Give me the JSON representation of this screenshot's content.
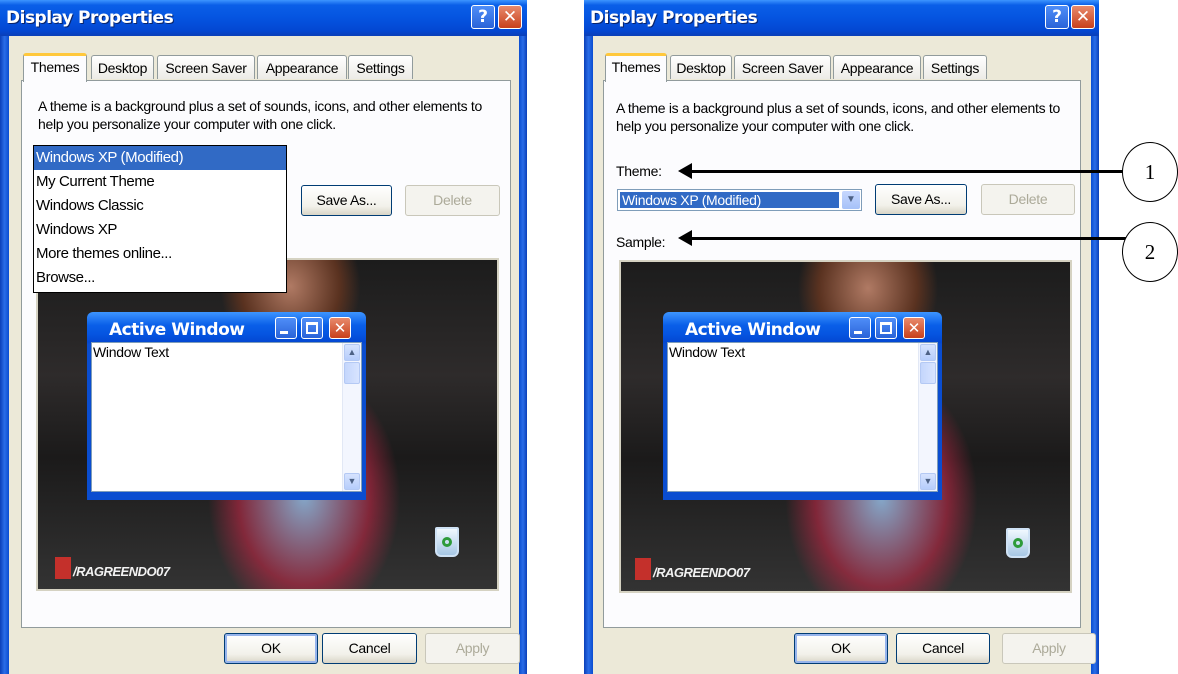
{
  "dialog": {
    "title": "Display Properties",
    "help_glyph": "?",
    "close_glyph": "✕",
    "tabs": [
      "Themes",
      "Desktop",
      "Screen Saver",
      "Appearance",
      "Settings"
    ],
    "description": "A theme is a background plus a set of sounds, icons, and other elements to help you personalize your computer with one click.",
    "theme_label": "Theme:",
    "theme_value": "Windows XP (Modified)",
    "sample_label": "Sample:",
    "save_as": "Save As...",
    "delete": "Delete",
    "ok": "OK",
    "cancel": "Cancel",
    "apply": "Apply"
  },
  "theme_dropdown": {
    "options": [
      "Windows XP (Modified)",
      "My Current Theme",
      "Windows Classic",
      "Windows XP",
      "More themes online...",
      "Browse..."
    ],
    "selected_index": 0
  },
  "sample_window": {
    "title": "Active Window",
    "body_text": "Window Text",
    "close_glyph": "✕"
  },
  "wallpaper_watermark": "/RAGREENDO07",
  "callouts": [
    "1",
    "2"
  ],
  "colors": {
    "titlebar_blue": "#0554e0",
    "selection_blue": "#316ac5",
    "dialog_face": "#ece9d8",
    "tab_highlight": "#ffc83c"
  }
}
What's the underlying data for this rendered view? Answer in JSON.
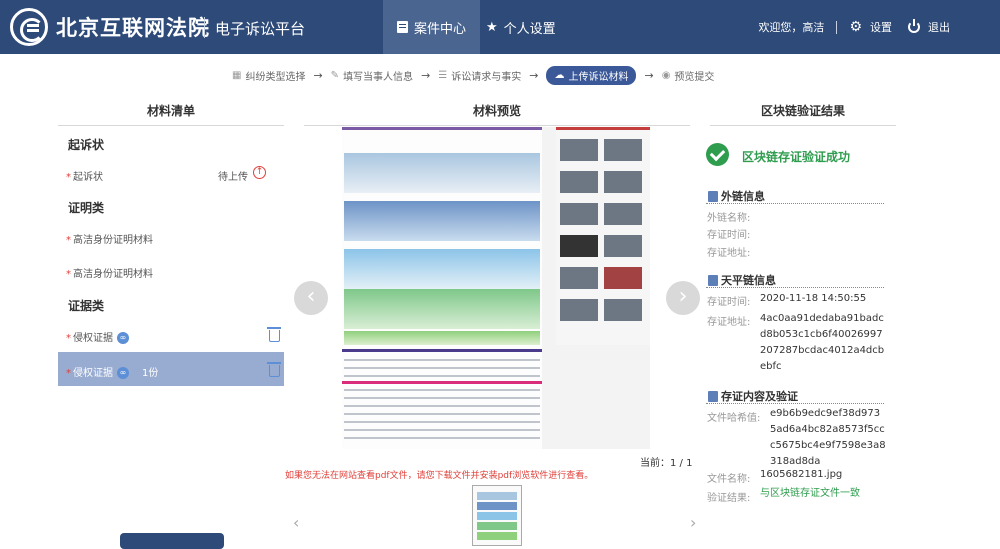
{
  "header": {
    "court_name": "北京互联网法院",
    "platform_name": "电子诉讼平台",
    "nav": [
      {
        "label": "案件中心",
        "icon": "document-icon",
        "active": true
      },
      {
        "label": "个人设置",
        "icon": "star-icon",
        "active": false
      }
    ],
    "welcome": "欢迎您，高洁",
    "settings_label": "设置",
    "logout_label": "退出",
    "colors": {
      "bar": "#2d4a78",
      "active_tab": "#4a6590"
    }
  },
  "steps": [
    {
      "label": "纠纷类型选择",
      "icon": "grid-icon",
      "current": false
    },
    {
      "label": "填写当事人信息",
      "icon": "pen-icon",
      "current": false
    },
    {
      "label": "诉讼请求与事实",
      "icon": "list-icon",
      "current": false
    },
    {
      "label": "上传诉讼材料",
      "icon": "cloud-upload-icon",
      "current": true
    },
    {
      "label": "预览提交",
      "icon": "eye-icon",
      "current": false
    }
  ],
  "materials": {
    "heading": "材料清单",
    "sections": [
      {
        "title": "起诉状",
        "items": [
          {
            "label": "起诉状",
            "required": true,
            "status": "待上传"
          }
        ]
      },
      {
        "title": "证明类",
        "items": [
          {
            "label": "高洁身份证明材料",
            "required": true
          },
          {
            "label": "高洁身份证明材料",
            "required": true
          }
        ]
      },
      {
        "title": "证据类",
        "items": [
          {
            "label": "侵权证据",
            "required": true
          },
          {
            "label": "侵权证据",
            "required": true,
            "quantity": "1份",
            "selected": true
          }
        ]
      }
    ]
  },
  "preview": {
    "heading": "材料预览",
    "page_indicator": "当前：1 / 1",
    "warning": "如果您无法在网站查看pdf文件，请您下载文件并安装pdf浏览软件进行查看。"
  },
  "blockchain": {
    "heading": "区块链验证结果",
    "success": "区块链存证验证成功",
    "external": {
      "title": "外链信息",
      "name_label": "外链名称:",
      "time_label": "存证时间:",
      "address_label": "存证地址:"
    },
    "tianping": {
      "title": "天平链信息",
      "time_label": "存证时间:",
      "time": "2020-11-18 14:50:55",
      "address_label": "存证地址:",
      "address": [
        "4ac0aa91dedaba91badc",
        "d8b053c1cb6f40026997",
        "207287bcdac4012a4dcb",
        "ebfc"
      ]
    },
    "content": {
      "title": "存证内容及验证",
      "hash_label": "文件哈希值:",
      "hash": [
        "e9b6b9edc9ef38d973",
        "5ad6a4bc82a8573f5cc",
        "c5675bc4e9f7598e3a8",
        "318ad8da"
      ],
      "filename_label": "文件名称:",
      "filename": "1605682181.jpg",
      "result_label": "验证结果:",
      "result": "与区块链存证文件一致"
    },
    "colors": {
      "success": "#2e9d4e"
    }
  }
}
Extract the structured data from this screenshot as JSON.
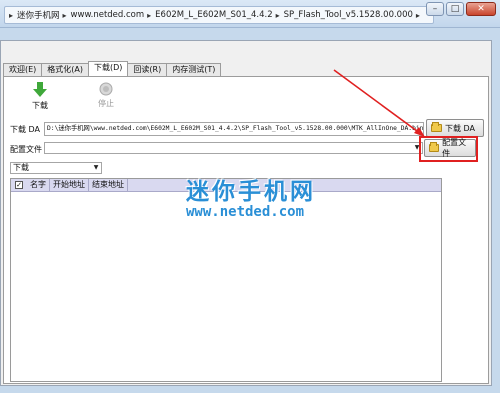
{
  "address_bar": {
    "crumbs": [
      "迷你手机网",
      "www.netded.com",
      "E602M_L_E602M_S01_4.4.2",
      "SP_Flash_Tool_v5.1528.00.000"
    ]
  },
  "window_controls": {
    "minimize": "–",
    "maximize": "□",
    "close": "✕"
  },
  "tabs": [
    {
      "label": "欢迎(E)"
    },
    {
      "label": "格式化(A)"
    },
    {
      "label": "下载(D)",
      "active": true
    },
    {
      "label": "回读(R)"
    },
    {
      "label": "内存测试(T)"
    }
  ],
  "toolbar": {
    "download_label": "下载",
    "stop_label": "停止"
  },
  "download_agent": {
    "label": "下载 DA",
    "path": "D:\\迷你手机网\\www.netded.com\\E602M_L_E602M_S01_4.4.2\\SP_Flash_Tool_v5.1528.00.000\\MTK_AllInOne_DA.bin",
    "button_label": "下载 DA"
  },
  "scatter": {
    "label": "配置文件",
    "value": "",
    "button_label": "配置文件"
  },
  "mode_select": {
    "value": "下载"
  },
  "table": {
    "columns": [
      "名字",
      "开始地址",
      "结束地址"
    ],
    "rows": []
  },
  "watermark": {
    "title": "迷你手机网",
    "url": "www.netded.com"
  },
  "colors": {
    "highlight": "#e02020",
    "watermark": "#2a8fd6",
    "header_bg": "#d9d9f0"
  }
}
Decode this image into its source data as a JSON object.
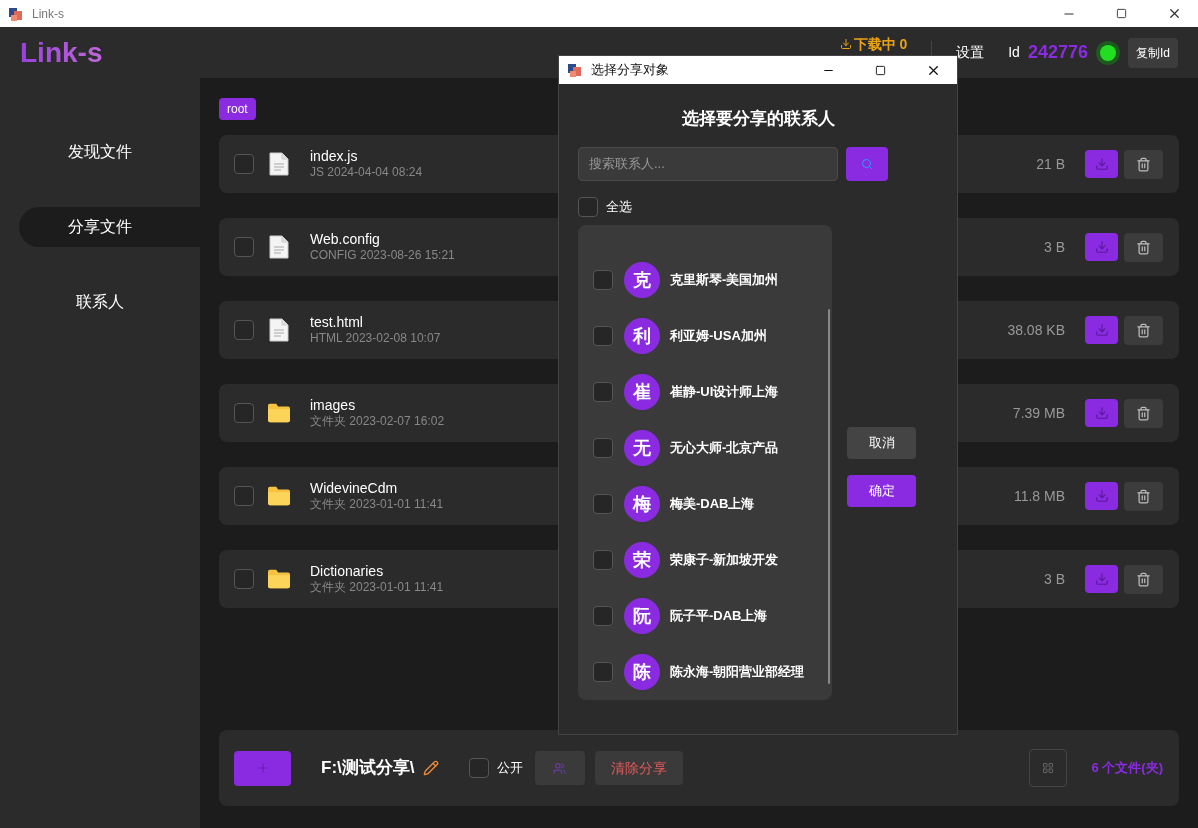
{
  "window": {
    "title": "Link-s"
  },
  "header": {
    "logo": "Link-s",
    "downloading": "下载中 0",
    "settings": "设置",
    "id_label": "Id",
    "id_value": "242776",
    "online": true,
    "copy_button": "复制Id"
  },
  "sidebar": {
    "items": [
      {
        "label": "发现文件",
        "selected": false
      },
      {
        "label": "分享文件",
        "selected": true
      },
      {
        "label": "联系人",
        "selected": false
      }
    ]
  },
  "breadcrumb": "root",
  "files": [
    {
      "kind": "file",
      "name": "index.js",
      "meta": "JS 2024-04-04 08:24",
      "size": "21 B",
      "checked": false
    },
    {
      "kind": "file",
      "name": "Web.config",
      "meta": "CONFIG 2023-08-26 15:21",
      "size": "3 B",
      "checked": false
    },
    {
      "kind": "file",
      "name": "test.html",
      "meta": "HTML 2023-02-08 10:07",
      "size": "38.08 KB",
      "checked": false
    },
    {
      "kind": "folder",
      "name": "images",
      "meta": "文件夹 2023-02-07 16:02",
      "size": "7.39 MB",
      "checked": false
    },
    {
      "kind": "folder",
      "name": "WidevineCdm",
      "meta": "文件夹 2023-01-01 11:41",
      "size": "11.8 MB",
      "checked": false
    },
    {
      "kind": "folder",
      "name": "Dictionaries",
      "meta": "文件夹 2023-01-01 11:41",
      "size": "3 B",
      "checked": false
    }
  ],
  "bottom_bar": {
    "path": "F:\\测试分享\\",
    "public_label": "公开",
    "public_checked": false,
    "clear_button": "清除分享",
    "file_count": "6 个文件(夹)"
  },
  "dialog": {
    "title": "选择分享对象",
    "heading": "选择要分享的联系人",
    "search": {
      "placeholder": "搜索联系人..."
    },
    "select_all": {
      "label": "全选",
      "checked": false
    },
    "contacts": [
      {
        "initial": "克",
        "name": "克里斯琴-美国加州",
        "checked": false
      },
      {
        "initial": "利",
        "name": "利亚姆-USA加州",
        "checked": false
      },
      {
        "initial": "崔",
        "name": "崔静-UI设计师上海",
        "checked": false
      },
      {
        "initial": "无",
        "name": "无心大师-北京产品",
        "checked": false
      },
      {
        "initial": "梅",
        "name": "梅美-DAB上海",
        "checked": false
      },
      {
        "initial": "荣",
        "name": "荣康子-新加坡开发",
        "checked": false
      },
      {
        "initial": "阮",
        "name": "阮子平-DAB上海",
        "checked": false
      },
      {
        "initial": "陈",
        "name": "陈永海-朝阳营业部经理",
        "checked": false
      }
    ],
    "cancel_button": "取消",
    "confirm_button": "确定"
  }
}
---
TASK DETAILS —
Make a copy of each line that contains the string "Modified".

COMPLETE OUTPUT —
    "theme_value": "Windows XP (Modified)",
      "Windows XP (Modified)",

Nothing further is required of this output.